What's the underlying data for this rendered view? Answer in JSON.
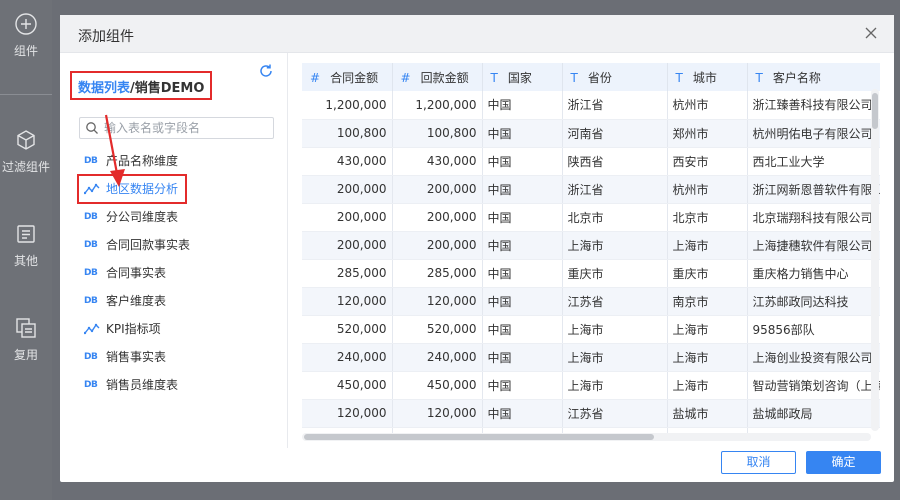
{
  "sidebar": {
    "items": [
      {
        "label": "组件",
        "icon": "plus-circle-icon"
      },
      {
        "label": "过滤组件",
        "icon": "cube-icon"
      },
      {
        "label": "其他",
        "icon": "document-icon"
      },
      {
        "label": "复用",
        "icon": "copy-icon"
      }
    ]
  },
  "dialog": {
    "title": "添加组件",
    "close_icon": "close-icon"
  },
  "left": {
    "crumb_link": "数据列表",
    "crumb_sep": "/",
    "crumb_pkg": "销售DEMO",
    "refresh_icon": "refresh-icon",
    "search_placeholder": "输入表名或字段名",
    "tables": [
      {
        "label": "产品名称维度",
        "type": "DB"
      },
      {
        "label": "地区数据分析",
        "type": "analysis",
        "active": true
      },
      {
        "label": "分公司维度表",
        "type": "DB"
      },
      {
        "label": "合同回款事实表",
        "type": "DB"
      },
      {
        "label": "合同事实表",
        "type": "DB"
      },
      {
        "label": "客户维度表",
        "type": "DB"
      },
      {
        "label": "KPI指标项",
        "type": "analysis"
      },
      {
        "label": "销售事实表",
        "type": "DB"
      },
      {
        "label": "销售员维度表",
        "type": "DB"
      }
    ],
    "db_tag": "DB"
  },
  "table": {
    "columns": [
      {
        "type_icon": "#",
        "label": "合同金额"
      },
      {
        "type_icon": "#",
        "label": "回款金额"
      },
      {
        "type_icon": "T",
        "label": "国家"
      },
      {
        "type_icon": "T",
        "label": "省份"
      },
      {
        "type_icon": "T",
        "label": "城市"
      },
      {
        "type_icon": "T",
        "label": "客户名称"
      }
    ],
    "rows": [
      [
        "1,200,000",
        "1,200,000",
        "中国",
        "浙江省",
        "杭州市",
        "浙江臻善科技有限公司"
      ],
      [
        "100,800",
        "100,800",
        "中国",
        "河南省",
        "郑州市",
        "杭州明佑电子有限公司"
      ],
      [
        "430,000",
        "430,000",
        "中国",
        "陕西省",
        "西安市",
        "西北工业大学"
      ],
      [
        "200,000",
        "200,000",
        "中国",
        "浙江省",
        "杭州市",
        "浙江网新恩普软件有限公"
      ],
      [
        "200,000",
        "200,000",
        "中国",
        "北京市",
        "北京市",
        "北京瑞翔科技有限公司"
      ],
      [
        "200,000",
        "200,000",
        "中国",
        "上海市",
        "上海市",
        "上海捷穗软件有限公司"
      ],
      [
        "285,000",
        "285,000",
        "中国",
        "重庆市",
        "重庆市",
        "重庆格力销售中心"
      ],
      [
        "120,000",
        "120,000",
        "中国",
        "江苏省",
        "南京市",
        "江苏邮政同达科技"
      ],
      [
        "520,000",
        "520,000",
        "中国",
        "上海市",
        "上海市",
        "95856部队"
      ],
      [
        "240,000",
        "240,000",
        "中国",
        "上海市",
        "上海市",
        "上海创业投资有限公司"
      ],
      [
        "450,000",
        "450,000",
        "中国",
        "上海市",
        "上海市",
        "智动营销策划咨询（上海"
      ],
      [
        "120,000",
        "120,000",
        "中国",
        "江苏省",
        "盐城市",
        "盐城邮政局"
      ],
      [
        "",
        "",
        "",
        "",
        "",
        ""
      ]
    ]
  },
  "footer": {
    "cancel_label": "取消",
    "ok_label": "确定"
  },
  "colors": {
    "accent": "#3685f2",
    "highlight": "#e32b2b",
    "header_bg": "#edf3fc"
  }
}
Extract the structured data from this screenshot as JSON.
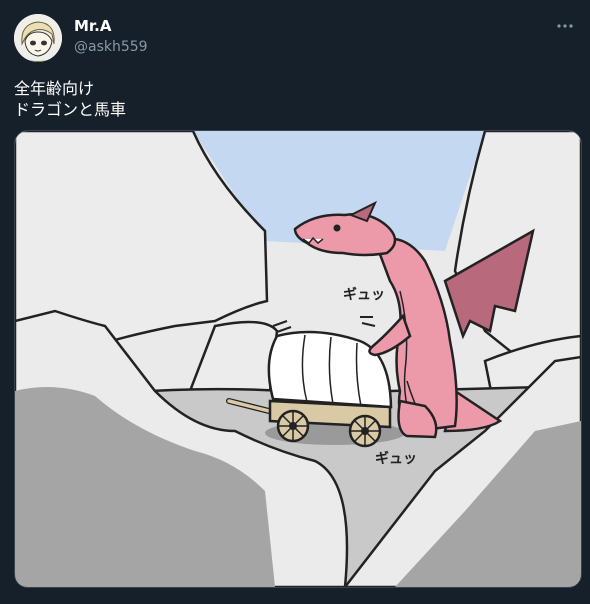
{
  "author": {
    "display_name": "Mr.A",
    "handle": "@askh559"
  },
  "tweet": {
    "text": "全年齢向け\nドラゴンと馬車"
  },
  "media": {
    "sfx_upper": "ギュッ",
    "sfx_lower": "ギュッ"
  },
  "icons": {
    "more": "more-horizontal-icon"
  },
  "colors": {
    "background": "#15202b",
    "handle": "#8899a6",
    "dragon": "#ec9aaa",
    "sky": "#c4d8f2"
  }
}
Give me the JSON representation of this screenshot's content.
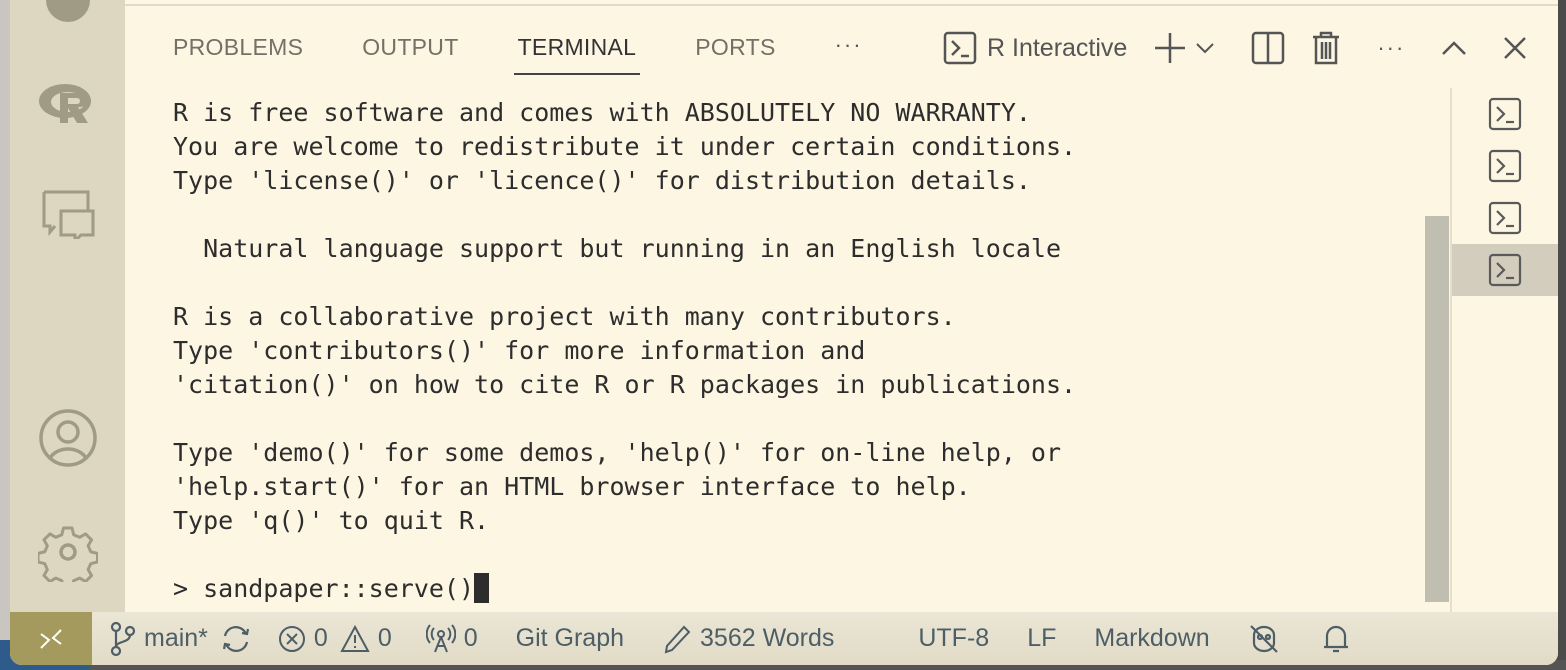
{
  "panel": {
    "tabs": [
      {
        "label": "PROBLEMS",
        "active": false
      },
      {
        "label": "OUTPUT",
        "active": false
      },
      {
        "label": "TERMINAL",
        "active": true
      },
      {
        "label": "PORTS",
        "active": false
      }
    ],
    "more_label": "···",
    "terminal_name": "R Interactive",
    "actions": [
      "new-terminal",
      "terminal-dropdown",
      "split-terminal",
      "kill-terminal",
      "more-actions",
      "maximize-panel",
      "close-panel"
    ]
  },
  "terminal": {
    "lines": [
      "R is free software and comes with ABSOLUTELY NO WARRANTY.",
      "You are welcome to redistribute it under certain conditions.",
      "Type 'license()' or 'licence()' for distribution details.",
      "",
      "  Natural language support but running in an English locale",
      "",
      "R is a collaborative project with many contributors.",
      "Type 'contributors()' for more information and",
      "'citation()' on how to cite R or R packages in publications.",
      "",
      "Type 'demo()' for some demos, 'help()' for on-line help, or",
      "'help.start()' for an HTML browser interface to help.",
      "Type 'q()' to quit R.",
      ""
    ],
    "prompt": "> sandpaper::serve()",
    "terminal_instances": 4,
    "active_instance": 4
  },
  "activity_bar": {
    "items": [
      "r-logo",
      "chat",
      "accounts",
      "settings"
    ]
  },
  "status_bar": {
    "branch": "main*",
    "errors": "0",
    "warnings": "0",
    "ports": "0",
    "git_graph": "Git Graph",
    "words": "3562 Words",
    "encoding": "UTF-8",
    "eol": "LF",
    "language": "Markdown"
  },
  "colors": {
    "background": "#fdf6e3",
    "activity_bar": "#ddd6c1",
    "remote_button": "#a49a5e",
    "status_text": "#4e5e66"
  }
}
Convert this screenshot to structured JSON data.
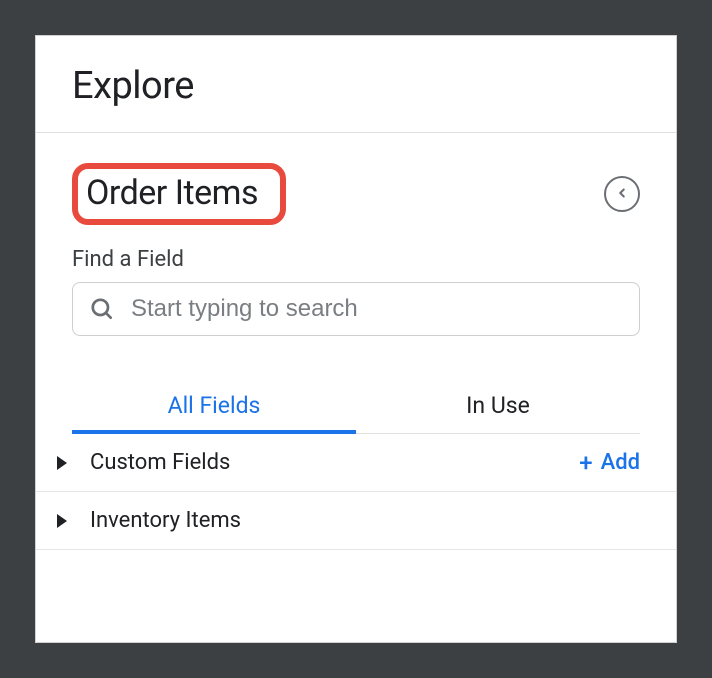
{
  "header": {
    "title": "Explore"
  },
  "explore": {
    "name": "Order Items"
  },
  "search": {
    "label": "Find a Field",
    "placeholder": "Start typing to search"
  },
  "tabs": {
    "all_fields": "All Fields",
    "in_use": "In Use"
  },
  "fields": [
    {
      "label": "Custom Fields",
      "add_label": "Add",
      "has_add": true
    },
    {
      "label": "Inventory Items",
      "has_add": false
    }
  ]
}
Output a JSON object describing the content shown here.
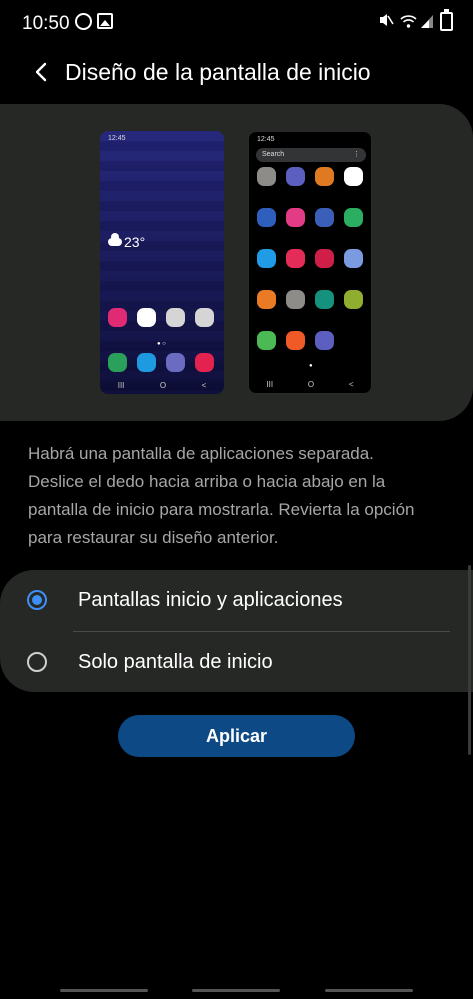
{
  "status_bar": {
    "time": "10:50",
    "icons": [
      "whatsapp-icon",
      "gallery-icon",
      "mute-icon",
      "wifi-icon",
      "signal-icon",
      "battery-charging-icon"
    ]
  },
  "header": {
    "title": "Diseño de la pantalla de inicio"
  },
  "preview": {
    "phone1": {
      "time": "12:45",
      "temperature": "23°"
    },
    "phone2": {
      "time": "12:45",
      "search_label": "Search",
      "menu_glyph": "⋮"
    },
    "nav_glyphs": [
      "III",
      "O",
      "<"
    ],
    "phone1_icon_colors": [
      "#e12a74",
      "#ffffff",
      "#d5d5d5",
      "#d5d5d5",
      "#2aa05b",
      "#1e9be0",
      "#6b6bc2",
      "#e3224f"
    ],
    "phone2_icon_colors": [
      "#8e8c88",
      "#5c5fbf",
      "#e07a22",
      "#ffffff",
      "#2f5fbd",
      "#e33b85",
      "#3b5fb8",
      "#2bad62",
      "#209be5",
      "#e32d58",
      "#cf1f48",
      "#7a9be0",
      "#ea7a24",
      "#8e8c88",
      "#15927e",
      "#8fae2f",
      "#4bb954",
      "#ef5a26",
      "#5c5fbf"
    ]
  },
  "description": "Habrá una pantalla de aplicaciones separada. Deslice el dedo hacia arriba o hacia abajo en la pantalla de inicio para mostrarla. Revierta la opción para restaurar su diseño anterior.",
  "options": [
    {
      "label": "Pantallas inicio y aplicaciones",
      "selected": true
    },
    {
      "label": "Solo pantalla de inicio",
      "selected": false
    }
  ],
  "apply_button": {
    "label": "Aplicar"
  },
  "colors": {
    "accent": "#3e8ef5",
    "button": "#0d4a85",
    "card": "#262826"
  }
}
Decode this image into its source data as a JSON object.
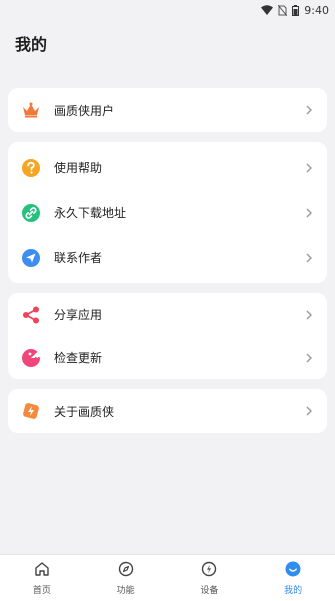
{
  "status_bar": {
    "time": "9:40"
  },
  "page": {
    "title": "我的"
  },
  "sections": {
    "account": {
      "vip_label": "画质侠用户"
    },
    "support": {
      "help_label": "使用帮助",
      "download_label": "永久下载地址",
      "contact_label": "联系作者"
    },
    "app": {
      "share_label": "分享应用",
      "update_label": "检查更新"
    },
    "about": {
      "about_label": "关于画质侠"
    }
  },
  "bottom_nav": {
    "home": "首页",
    "features": "功能",
    "settings": "设备",
    "mine": "我的"
  },
  "colors": {
    "accent": "#2f8cf0",
    "crown": "#f07a3a",
    "help": "#f5a623",
    "download": "#27c07c",
    "contact": "#3d8ef0",
    "share": "#f0445a",
    "update": "#f0467a",
    "about": "#f38b3c"
  }
}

*Stated goal*
Each line that holds the word "time" should be extracted from the records.

*Correct output*
    "time": "10:50",
      "time": "12:45",
      "time": "12:45",
    "time": "9:40"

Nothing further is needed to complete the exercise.